TASK. For each line below that holds "Total", return the line as it stands.

•••••

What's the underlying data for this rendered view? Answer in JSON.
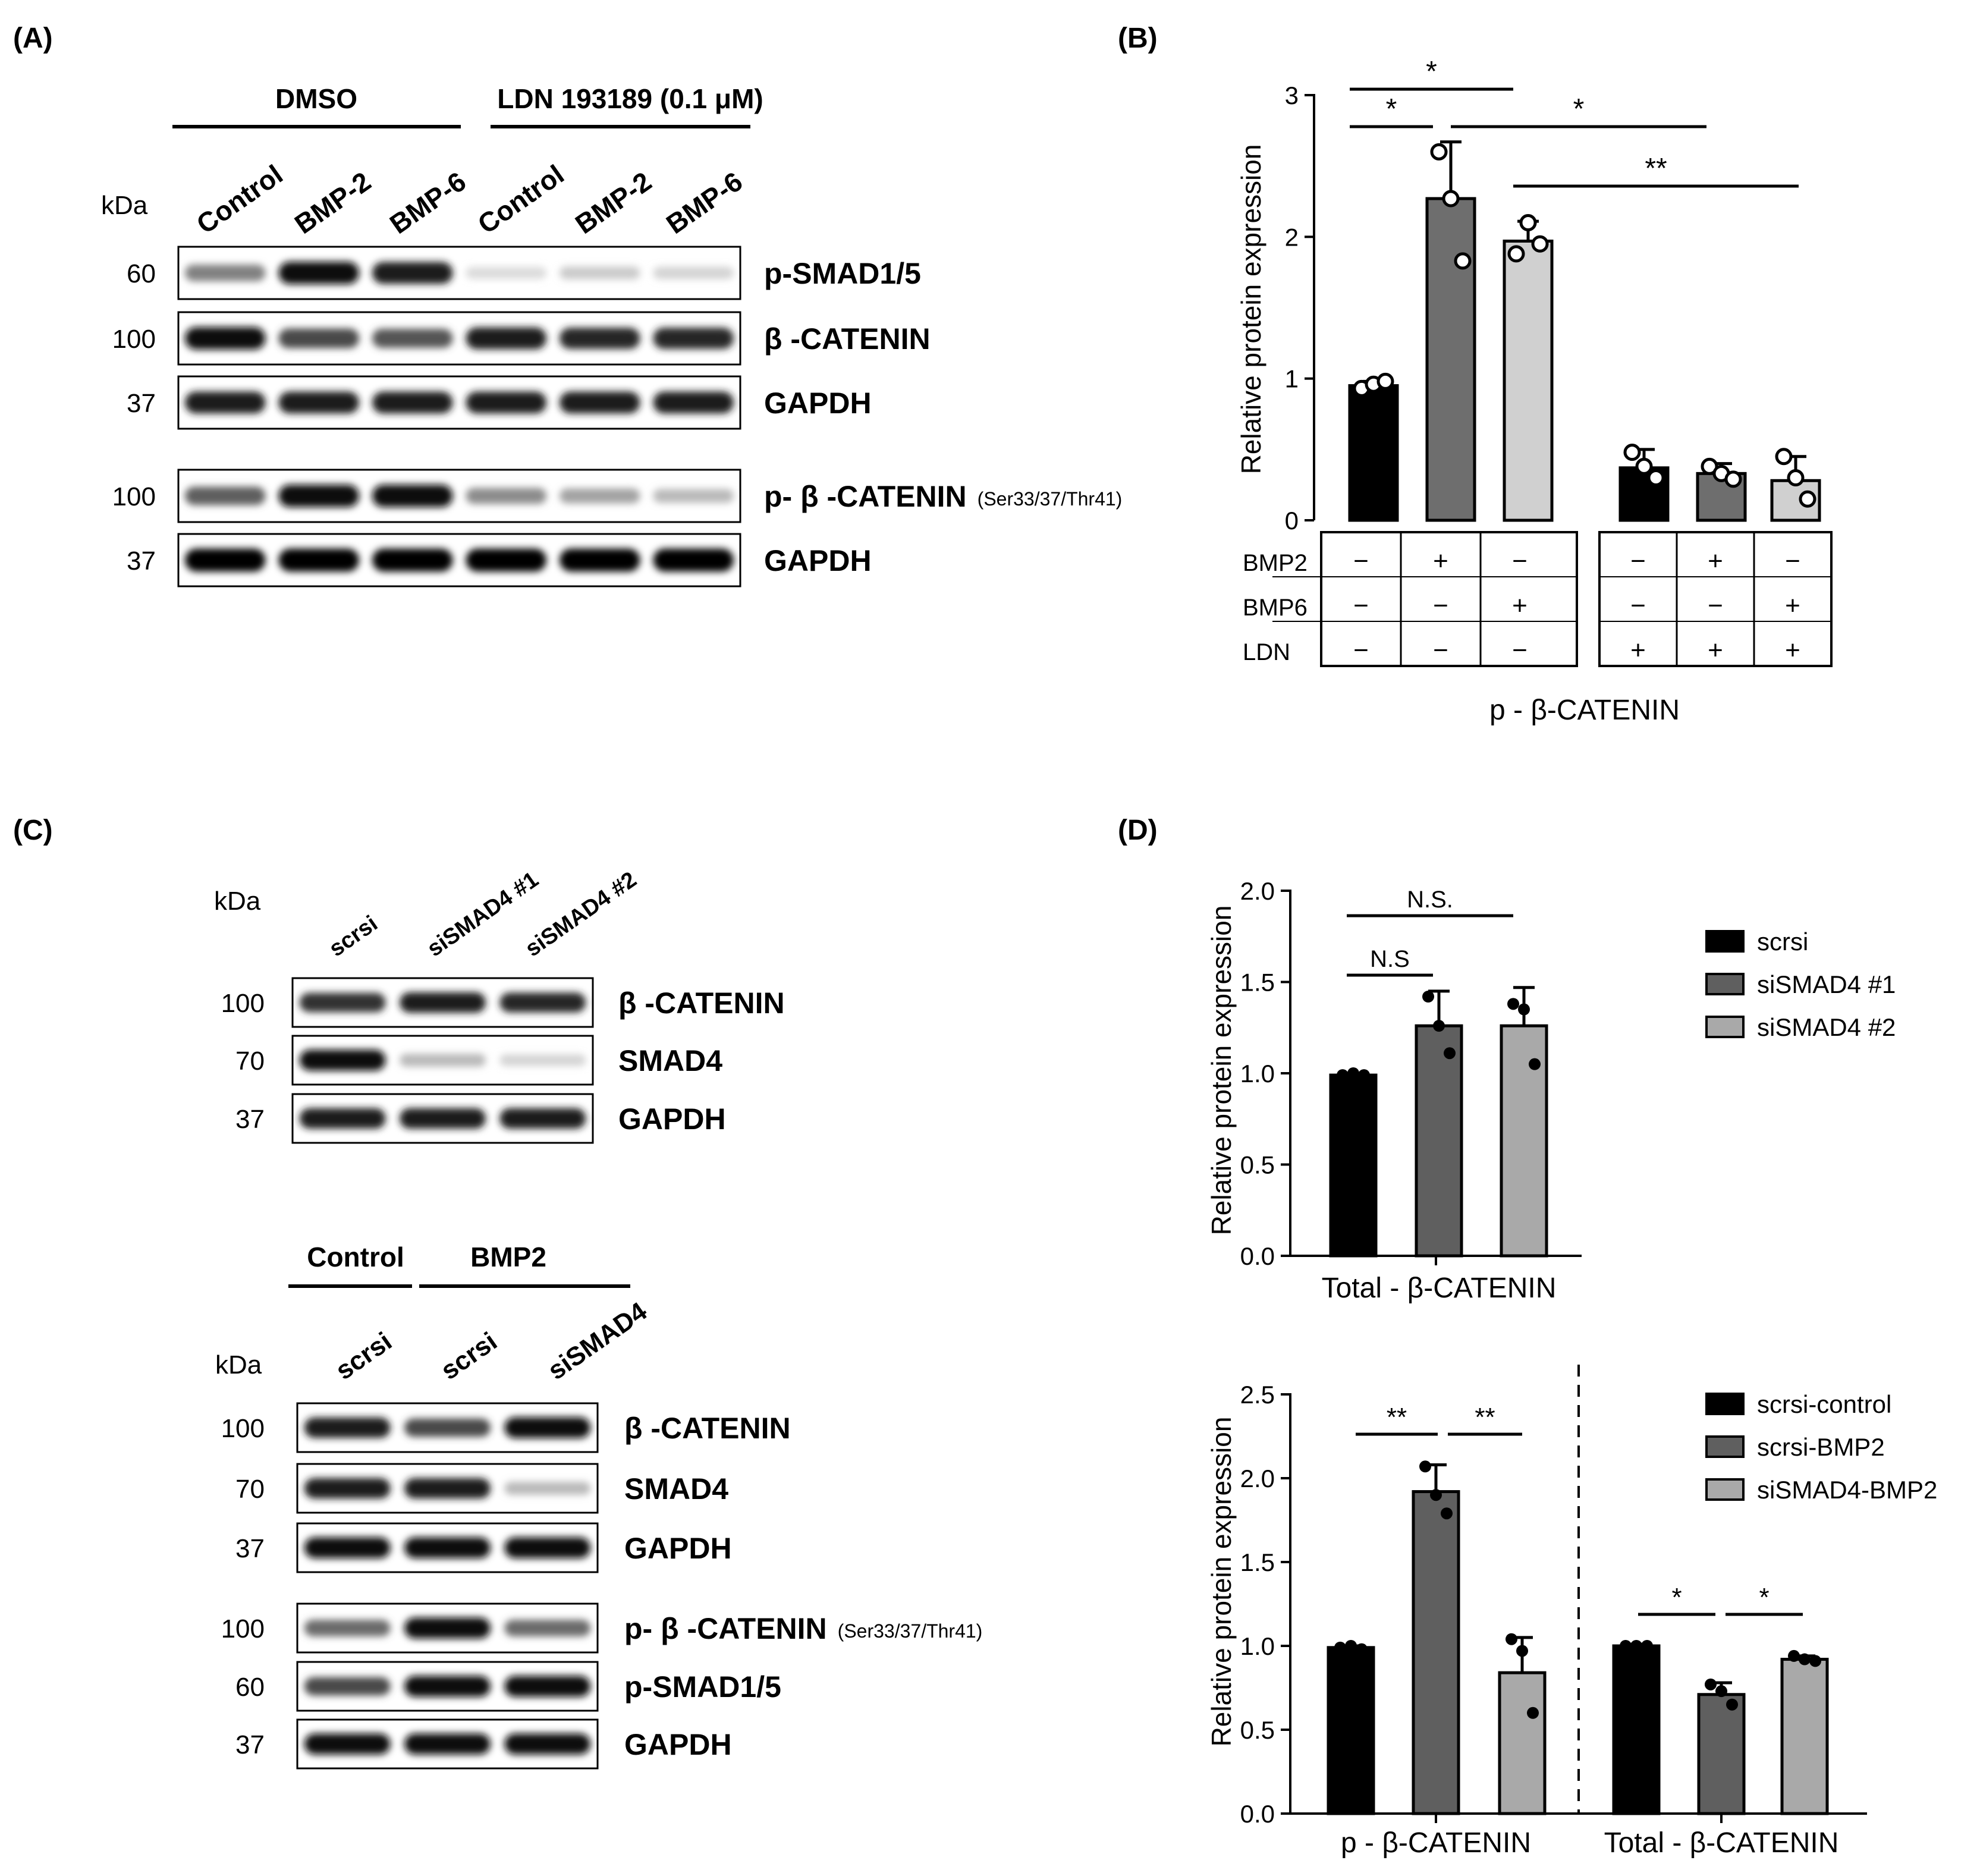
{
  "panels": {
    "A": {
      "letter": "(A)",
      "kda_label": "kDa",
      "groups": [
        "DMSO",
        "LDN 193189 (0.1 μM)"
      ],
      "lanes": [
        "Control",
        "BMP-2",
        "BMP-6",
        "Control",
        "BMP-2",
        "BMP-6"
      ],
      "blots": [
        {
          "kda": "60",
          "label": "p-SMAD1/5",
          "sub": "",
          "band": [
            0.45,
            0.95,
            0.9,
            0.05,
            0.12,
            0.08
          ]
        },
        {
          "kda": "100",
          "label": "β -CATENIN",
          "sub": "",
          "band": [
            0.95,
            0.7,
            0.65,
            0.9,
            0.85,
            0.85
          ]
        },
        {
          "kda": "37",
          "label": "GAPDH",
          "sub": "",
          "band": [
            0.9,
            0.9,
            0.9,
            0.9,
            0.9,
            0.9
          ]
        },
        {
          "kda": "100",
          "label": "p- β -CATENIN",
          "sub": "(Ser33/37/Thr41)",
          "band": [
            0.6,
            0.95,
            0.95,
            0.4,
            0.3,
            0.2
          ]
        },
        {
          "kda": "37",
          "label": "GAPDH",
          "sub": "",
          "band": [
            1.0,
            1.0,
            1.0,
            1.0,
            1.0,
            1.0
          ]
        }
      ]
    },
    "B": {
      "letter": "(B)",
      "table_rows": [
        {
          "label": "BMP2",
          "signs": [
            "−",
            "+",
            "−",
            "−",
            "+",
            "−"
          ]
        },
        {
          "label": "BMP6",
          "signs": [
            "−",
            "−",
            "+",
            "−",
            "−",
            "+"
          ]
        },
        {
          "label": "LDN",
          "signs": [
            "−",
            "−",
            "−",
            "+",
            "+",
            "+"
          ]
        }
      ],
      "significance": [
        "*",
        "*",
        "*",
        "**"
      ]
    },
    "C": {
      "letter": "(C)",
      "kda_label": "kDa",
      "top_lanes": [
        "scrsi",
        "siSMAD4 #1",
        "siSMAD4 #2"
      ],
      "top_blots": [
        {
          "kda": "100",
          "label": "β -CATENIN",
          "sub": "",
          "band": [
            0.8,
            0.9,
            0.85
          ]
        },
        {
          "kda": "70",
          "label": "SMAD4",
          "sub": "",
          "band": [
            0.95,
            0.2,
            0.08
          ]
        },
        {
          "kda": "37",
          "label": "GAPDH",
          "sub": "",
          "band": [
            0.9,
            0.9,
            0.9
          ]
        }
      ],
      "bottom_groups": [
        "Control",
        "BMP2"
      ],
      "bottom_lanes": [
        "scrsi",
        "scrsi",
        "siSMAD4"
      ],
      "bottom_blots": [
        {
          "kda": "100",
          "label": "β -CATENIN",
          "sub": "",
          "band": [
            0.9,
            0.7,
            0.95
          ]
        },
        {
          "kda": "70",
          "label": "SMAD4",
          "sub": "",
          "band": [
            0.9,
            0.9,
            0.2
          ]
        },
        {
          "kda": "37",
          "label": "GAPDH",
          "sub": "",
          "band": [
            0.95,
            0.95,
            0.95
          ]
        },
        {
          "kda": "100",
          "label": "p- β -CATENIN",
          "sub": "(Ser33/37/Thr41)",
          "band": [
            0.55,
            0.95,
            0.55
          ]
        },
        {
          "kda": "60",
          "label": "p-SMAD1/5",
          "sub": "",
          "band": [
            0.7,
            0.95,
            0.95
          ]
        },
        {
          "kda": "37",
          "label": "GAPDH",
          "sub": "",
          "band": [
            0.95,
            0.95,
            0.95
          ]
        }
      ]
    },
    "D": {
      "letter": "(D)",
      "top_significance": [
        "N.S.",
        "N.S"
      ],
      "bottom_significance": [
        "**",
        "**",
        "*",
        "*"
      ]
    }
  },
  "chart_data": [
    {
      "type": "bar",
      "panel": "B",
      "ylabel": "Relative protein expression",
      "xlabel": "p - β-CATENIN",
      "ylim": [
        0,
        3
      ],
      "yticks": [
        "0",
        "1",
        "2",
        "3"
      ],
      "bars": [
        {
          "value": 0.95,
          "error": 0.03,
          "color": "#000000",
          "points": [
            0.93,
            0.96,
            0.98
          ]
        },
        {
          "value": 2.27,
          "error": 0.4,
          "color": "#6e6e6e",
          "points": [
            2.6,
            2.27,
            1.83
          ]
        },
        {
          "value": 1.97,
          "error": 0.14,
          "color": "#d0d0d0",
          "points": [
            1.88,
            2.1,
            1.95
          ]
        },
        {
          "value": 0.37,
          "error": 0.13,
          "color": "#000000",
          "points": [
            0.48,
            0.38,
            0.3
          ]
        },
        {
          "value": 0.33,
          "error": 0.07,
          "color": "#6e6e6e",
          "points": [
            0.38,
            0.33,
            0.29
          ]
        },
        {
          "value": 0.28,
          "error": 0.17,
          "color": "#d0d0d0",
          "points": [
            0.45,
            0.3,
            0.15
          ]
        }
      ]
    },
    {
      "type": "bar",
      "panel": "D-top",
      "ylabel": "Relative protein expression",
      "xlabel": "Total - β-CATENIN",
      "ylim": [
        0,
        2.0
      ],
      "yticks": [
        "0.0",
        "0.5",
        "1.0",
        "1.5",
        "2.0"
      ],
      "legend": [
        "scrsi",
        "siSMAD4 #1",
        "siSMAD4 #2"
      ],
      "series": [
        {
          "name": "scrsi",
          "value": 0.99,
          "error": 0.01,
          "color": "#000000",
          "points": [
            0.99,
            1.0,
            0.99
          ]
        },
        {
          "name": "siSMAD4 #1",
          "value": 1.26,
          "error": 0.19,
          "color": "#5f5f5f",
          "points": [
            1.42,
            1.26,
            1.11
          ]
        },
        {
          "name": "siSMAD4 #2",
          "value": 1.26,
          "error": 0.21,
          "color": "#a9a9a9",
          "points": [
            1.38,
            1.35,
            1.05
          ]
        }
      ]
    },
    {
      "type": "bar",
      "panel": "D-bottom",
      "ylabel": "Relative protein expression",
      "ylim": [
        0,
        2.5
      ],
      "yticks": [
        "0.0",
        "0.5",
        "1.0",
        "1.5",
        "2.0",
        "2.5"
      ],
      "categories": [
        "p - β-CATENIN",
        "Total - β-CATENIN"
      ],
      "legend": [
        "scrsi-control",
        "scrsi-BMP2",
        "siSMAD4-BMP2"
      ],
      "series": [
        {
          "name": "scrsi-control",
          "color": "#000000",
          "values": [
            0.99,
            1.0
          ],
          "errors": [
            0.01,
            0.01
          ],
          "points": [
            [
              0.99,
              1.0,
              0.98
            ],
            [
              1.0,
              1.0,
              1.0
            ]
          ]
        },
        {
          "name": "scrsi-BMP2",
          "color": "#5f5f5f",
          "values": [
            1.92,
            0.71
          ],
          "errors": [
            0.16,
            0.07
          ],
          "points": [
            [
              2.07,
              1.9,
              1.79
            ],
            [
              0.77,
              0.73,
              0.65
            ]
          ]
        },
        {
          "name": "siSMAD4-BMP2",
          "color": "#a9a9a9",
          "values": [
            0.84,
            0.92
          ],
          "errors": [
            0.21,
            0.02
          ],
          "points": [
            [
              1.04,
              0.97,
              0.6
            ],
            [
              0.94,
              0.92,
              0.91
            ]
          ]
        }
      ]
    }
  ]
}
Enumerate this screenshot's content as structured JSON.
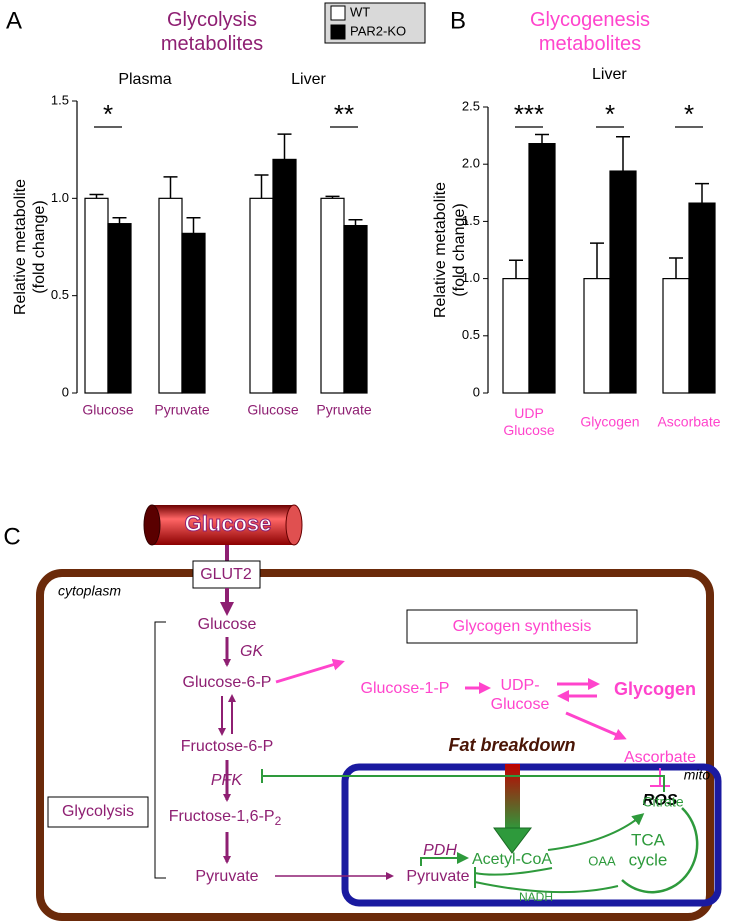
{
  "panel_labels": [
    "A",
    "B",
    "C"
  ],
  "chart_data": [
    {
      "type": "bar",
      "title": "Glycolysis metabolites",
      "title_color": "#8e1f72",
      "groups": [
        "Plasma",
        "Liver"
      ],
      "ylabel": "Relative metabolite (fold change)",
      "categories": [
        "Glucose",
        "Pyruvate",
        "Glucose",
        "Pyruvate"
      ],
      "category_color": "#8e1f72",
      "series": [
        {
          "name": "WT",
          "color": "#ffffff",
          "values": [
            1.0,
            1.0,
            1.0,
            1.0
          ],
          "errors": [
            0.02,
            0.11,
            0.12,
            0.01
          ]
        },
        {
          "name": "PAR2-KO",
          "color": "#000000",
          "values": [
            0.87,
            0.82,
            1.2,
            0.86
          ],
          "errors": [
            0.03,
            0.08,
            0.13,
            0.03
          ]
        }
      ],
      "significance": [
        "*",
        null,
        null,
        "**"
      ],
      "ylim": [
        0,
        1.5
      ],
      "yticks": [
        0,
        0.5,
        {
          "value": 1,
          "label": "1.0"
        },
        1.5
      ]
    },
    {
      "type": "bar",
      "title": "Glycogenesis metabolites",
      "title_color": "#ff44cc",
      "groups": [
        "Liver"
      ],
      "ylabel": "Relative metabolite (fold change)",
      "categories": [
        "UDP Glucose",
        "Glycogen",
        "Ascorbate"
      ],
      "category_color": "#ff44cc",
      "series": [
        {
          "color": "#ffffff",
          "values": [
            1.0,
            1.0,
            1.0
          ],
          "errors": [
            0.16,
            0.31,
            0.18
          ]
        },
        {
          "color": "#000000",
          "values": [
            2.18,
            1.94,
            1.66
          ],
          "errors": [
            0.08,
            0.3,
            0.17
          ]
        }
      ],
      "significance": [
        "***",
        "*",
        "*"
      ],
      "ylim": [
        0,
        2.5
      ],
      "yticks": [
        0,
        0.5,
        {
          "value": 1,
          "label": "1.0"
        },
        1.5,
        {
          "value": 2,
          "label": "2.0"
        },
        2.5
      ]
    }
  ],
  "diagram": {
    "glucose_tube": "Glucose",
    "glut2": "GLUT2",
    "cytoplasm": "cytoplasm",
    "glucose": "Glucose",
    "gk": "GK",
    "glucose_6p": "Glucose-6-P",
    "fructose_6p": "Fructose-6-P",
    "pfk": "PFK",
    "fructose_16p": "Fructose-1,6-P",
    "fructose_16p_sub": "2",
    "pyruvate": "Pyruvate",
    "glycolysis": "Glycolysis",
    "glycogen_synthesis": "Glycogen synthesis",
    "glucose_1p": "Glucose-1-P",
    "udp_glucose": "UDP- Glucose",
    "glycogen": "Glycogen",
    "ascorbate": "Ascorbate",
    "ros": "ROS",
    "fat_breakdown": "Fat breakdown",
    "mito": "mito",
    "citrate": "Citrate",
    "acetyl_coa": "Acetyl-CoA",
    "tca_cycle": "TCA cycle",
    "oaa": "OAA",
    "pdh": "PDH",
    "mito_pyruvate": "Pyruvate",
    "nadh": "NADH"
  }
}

•••••

OUTPUT.
      "xlabel": "Total - β-CATENIN",
        "Total - β-CATENIN"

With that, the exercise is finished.